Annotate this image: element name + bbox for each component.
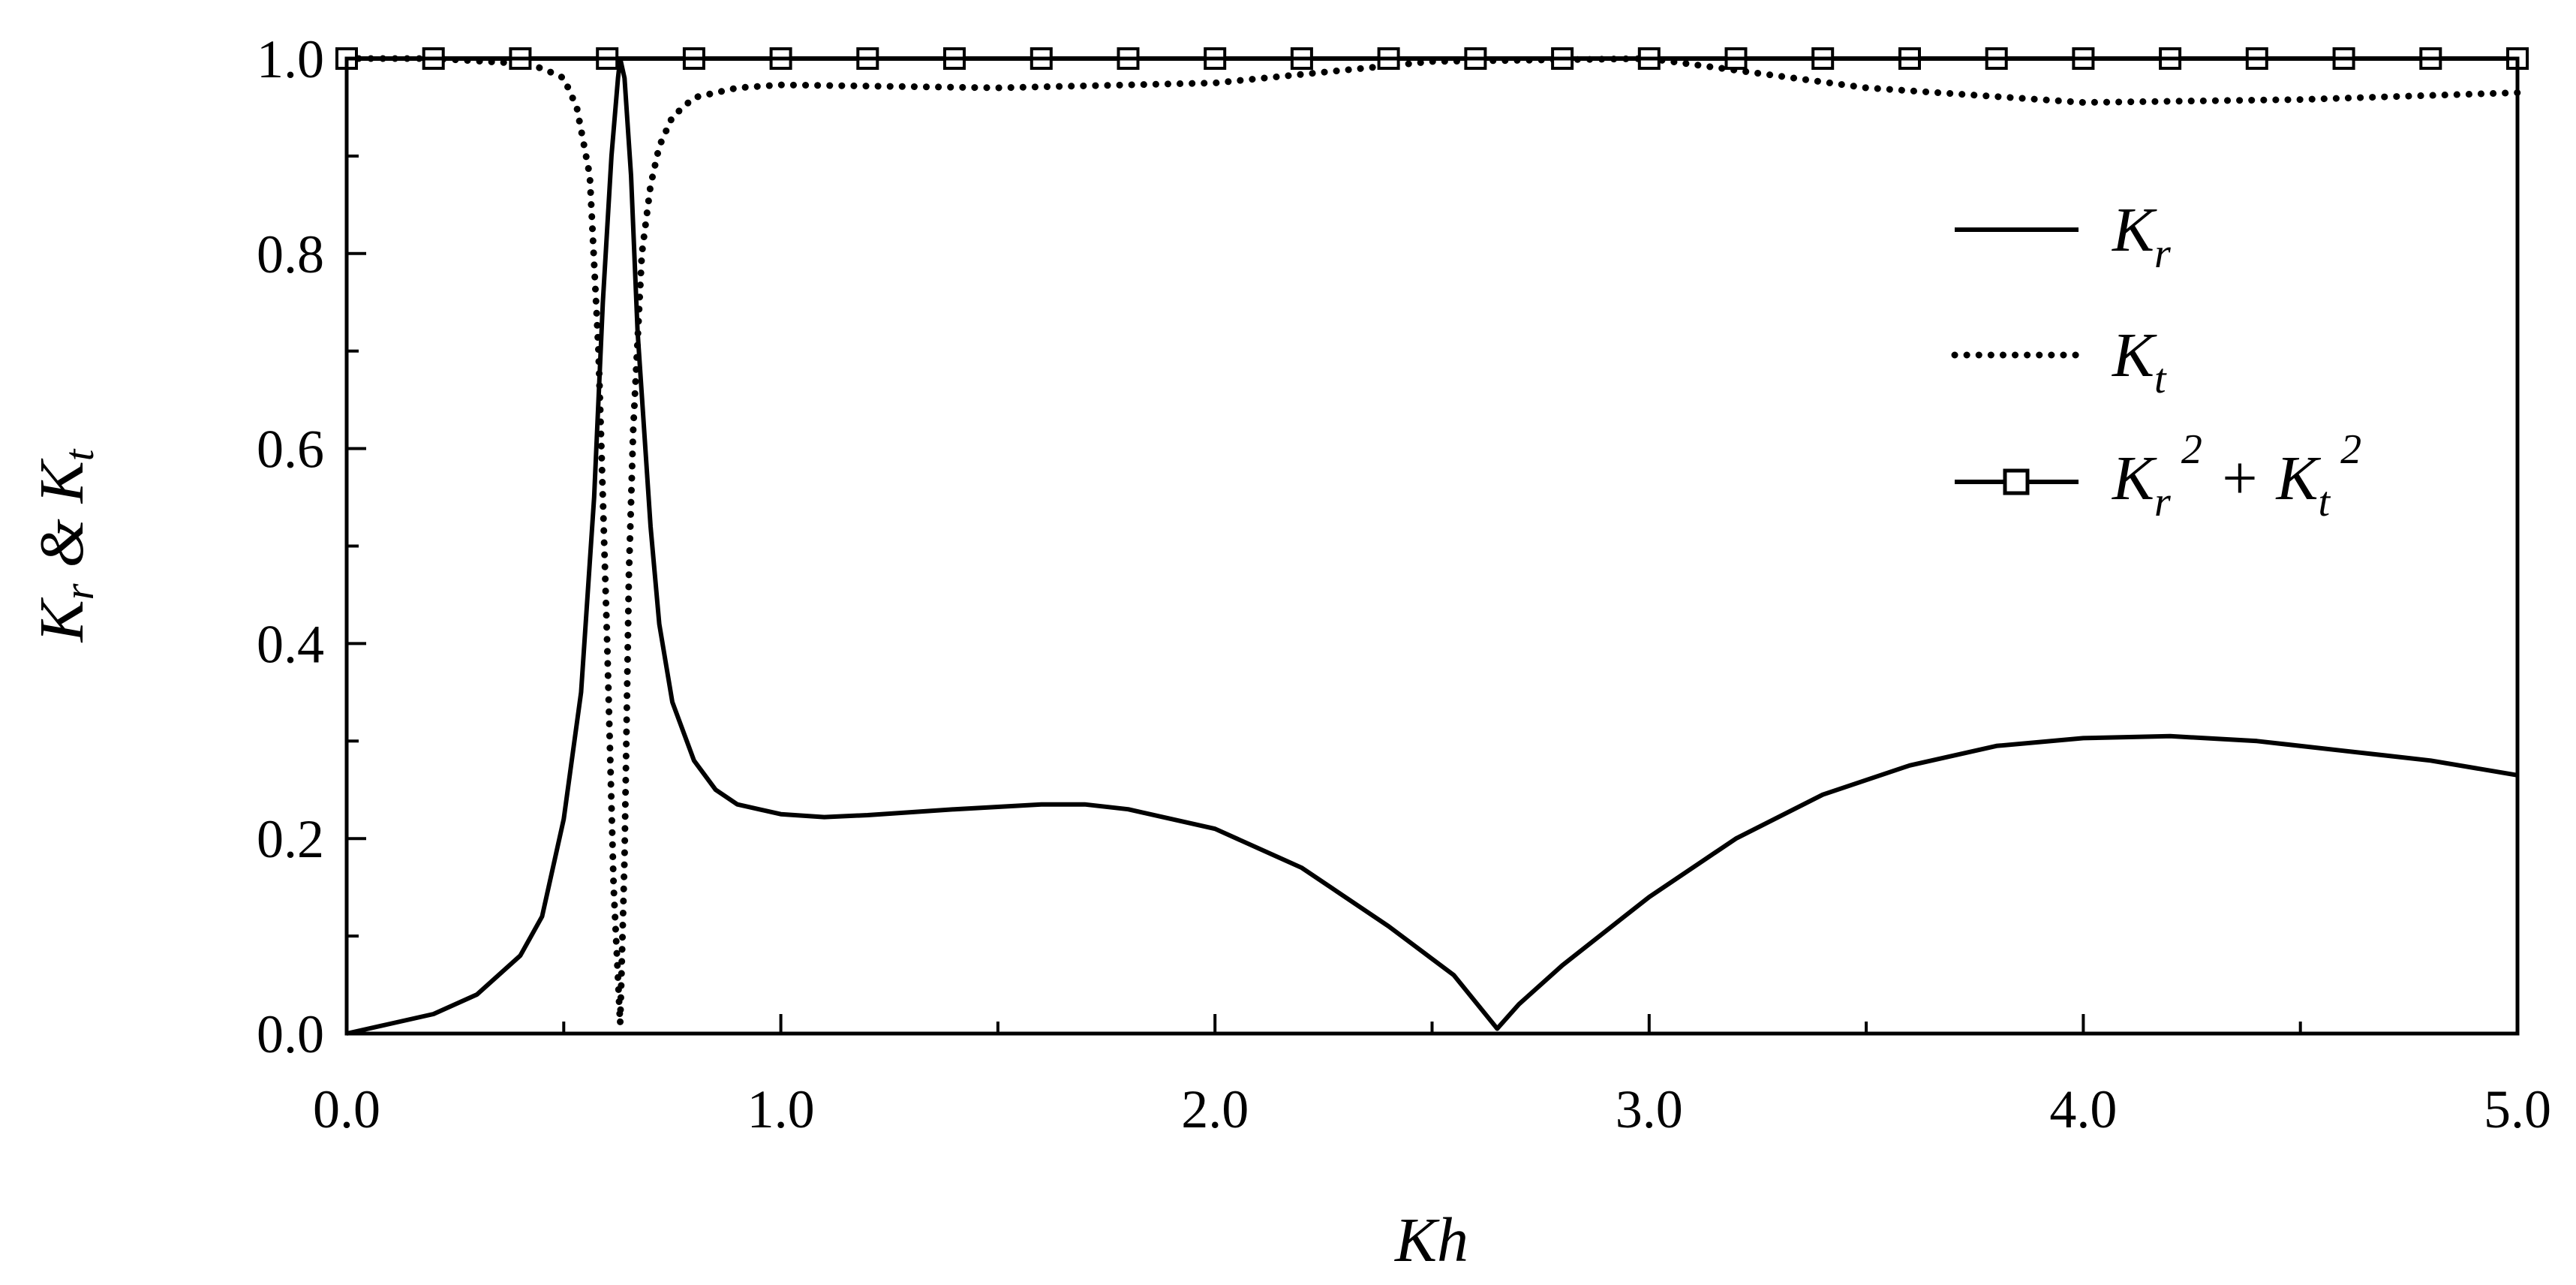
y-tick-label: 0.4	[257, 614, 324, 674]
legend-marker-sum	[2003, 468, 2030, 495]
series-layer	[335, 47, 2529, 1036]
ticks-layer	[345, 57, 2519, 1035]
y-tick-label: 0.0	[257, 1004, 324, 1064]
x-tick-label: 3.0	[1616, 1079, 1683, 1139]
legend-label-sum: Kr2 + Kt2	[2112, 426, 2361, 525]
y-axis-title-k1: K	[27, 597, 97, 642]
x-tick-label: 2.0	[1181, 1079, 1249, 1139]
y-tick-label: 1.0	[257, 29, 324, 89]
legend-label-kr: Kr	[2112, 195, 2171, 277]
x-axis-title: Kh	[1394, 1205, 1468, 1275]
y-axis-title-sep: &	[27, 503, 97, 583]
y-tick-label: 0.6	[257, 420, 324, 480]
series-line-Kt	[343, 55, 2521, 1028]
x-tick-label: 0.0	[313, 1079, 380, 1139]
labels-layer: 0.0 1.0 2.0 3.0 4.0 5.0 0.0 0.2 0.4 0.6 0.8 1.0	[257, 29, 2551, 1139]
legend-label-kt: Kt	[2112, 320, 2167, 402]
x-tick-label: 5.0	[2484, 1079, 2551, 1139]
x-tick-label: 4.0	[2049, 1079, 2117, 1139]
y-tick-label: 0.2	[257, 809, 324, 869]
legend: Kr Kt Kr2 + Kt2	[1951, 195, 2361, 525]
y-axis-title-k2: K	[27, 458, 97, 504]
series-line-Kr	[346, 56, 2518, 1036]
x-tick-label: 1.0	[747, 1079, 815, 1139]
y-axis-title-sub2: t	[56, 448, 103, 461]
y-axis-title: Kr & Kt	[27, 448, 103, 642]
y-axis-title-sub1: r	[56, 583, 103, 600]
plot-frame	[344, 56, 2520, 1036]
y-tick-label: 0.8	[257, 224, 324, 284]
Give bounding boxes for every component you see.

-*-

Repeat every row with "series-line" swapped for "series-curve", changing nothing else, and omit the pictures.

### The result
Annotate this image: element name + bbox for each component.
y-tick-label: 0.4	[257, 614, 324, 674]
legend-marker-sum	[2003, 468, 2030, 495]
series-layer	[335, 47, 2529, 1036]
ticks-layer	[345, 57, 2519, 1035]
y-tick-label: 0.0	[257, 1004, 324, 1064]
x-tick-label: 3.0	[1616, 1079, 1683, 1139]
legend-label-sum: Kr2 + Kt2	[2112, 426, 2361, 525]
y-axis-title-k1: K	[27, 597, 97, 642]
x-tick-label: 2.0	[1181, 1079, 1249, 1139]
y-tick-label: 1.0	[257, 29, 324, 89]
legend-label-kr: Kr	[2112, 195, 2171, 277]
x-axis-title: Kh	[1394, 1205, 1468, 1275]
y-axis-title-sep: &	[27, 503, 97, 583]
y-tick-label: 0.6	[257, 420, 324, 480]
series-curve-Kt	[343, 55, 2521, 1028]
x-tick-label: 0.0	[313, 1079, 380, 1139]
labels-layer: 0.0 1.0 2.0 3.0 4.0 5.0 0.0 0.2 0.4 0.6 0.8 1.0	[257, 29, 2551, 1139]
legend-label-kt: Kt	[2112, 320, 2167, 402]
x-tick-label: 5.0	[2484, 1079, 2551, 1139]
x-tick-label: 4.0	[2049, 1079, 2117, 1139]
y-tick-label: 0.2	[257, 809, 324, 869]
legend: Kr Kt Kr2 + Kt2	[1951, 195, 2361, 525]
y-axis-title-k2: K	[27, 458, 97, 504]
series-curve-Kr	[346, 56, 2518, 1036]
x-tick-label: 1.0	[747, 1079, 815, 1139]
y-axis-title-sub2: t	[56, 448, 103, 461]
y-axis-title: Kr & Kt	[27, 448, 103, 642]
y-axis-title-sub1: r	[56, 583, 103, 600]
plot-frame	[344, 56, 2520, 1036]
y-tick-label: 0.8	[257, 224, 324, 284]
Give bounding boxes for every component you see.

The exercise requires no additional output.